-- Your instructions --
Locate the word "WHITE" in the data below, then copy every line that holds it.

Structured figure records:

• • • • •

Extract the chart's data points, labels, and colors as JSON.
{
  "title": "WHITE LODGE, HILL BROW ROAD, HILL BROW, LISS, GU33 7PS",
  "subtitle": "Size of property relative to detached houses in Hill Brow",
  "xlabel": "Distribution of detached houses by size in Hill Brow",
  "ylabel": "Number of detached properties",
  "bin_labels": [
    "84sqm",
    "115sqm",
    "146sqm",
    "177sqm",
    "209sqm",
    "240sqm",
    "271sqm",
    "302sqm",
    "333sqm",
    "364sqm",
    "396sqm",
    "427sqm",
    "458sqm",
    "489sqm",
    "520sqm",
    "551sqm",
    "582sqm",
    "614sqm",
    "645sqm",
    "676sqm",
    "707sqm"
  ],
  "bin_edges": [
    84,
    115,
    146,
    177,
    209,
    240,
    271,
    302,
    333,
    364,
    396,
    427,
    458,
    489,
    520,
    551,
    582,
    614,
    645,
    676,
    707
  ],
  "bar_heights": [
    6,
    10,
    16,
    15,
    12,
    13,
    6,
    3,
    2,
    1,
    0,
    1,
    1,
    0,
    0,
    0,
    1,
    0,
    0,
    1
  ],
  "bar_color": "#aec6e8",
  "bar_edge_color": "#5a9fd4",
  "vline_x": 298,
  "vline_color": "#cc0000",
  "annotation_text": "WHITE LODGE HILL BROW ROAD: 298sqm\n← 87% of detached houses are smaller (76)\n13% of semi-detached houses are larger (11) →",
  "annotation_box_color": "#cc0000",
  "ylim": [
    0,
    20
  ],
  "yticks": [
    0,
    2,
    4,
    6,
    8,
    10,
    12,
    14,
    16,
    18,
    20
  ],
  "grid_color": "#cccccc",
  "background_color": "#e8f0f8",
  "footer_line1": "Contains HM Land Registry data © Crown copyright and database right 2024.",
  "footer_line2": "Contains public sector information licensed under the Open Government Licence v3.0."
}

• • • • •

-- The result --
  "title": "WHITE LODGE, HILL BROW ROAD, HILL BROW, LISS, GU33 7PS",
  "annotation_text": "WHITE LODGE HILL BROW ROAD: 298sqm\n← 87% of detached houses are smaller (76)\n13% of semi-detached houses are larger (11) →",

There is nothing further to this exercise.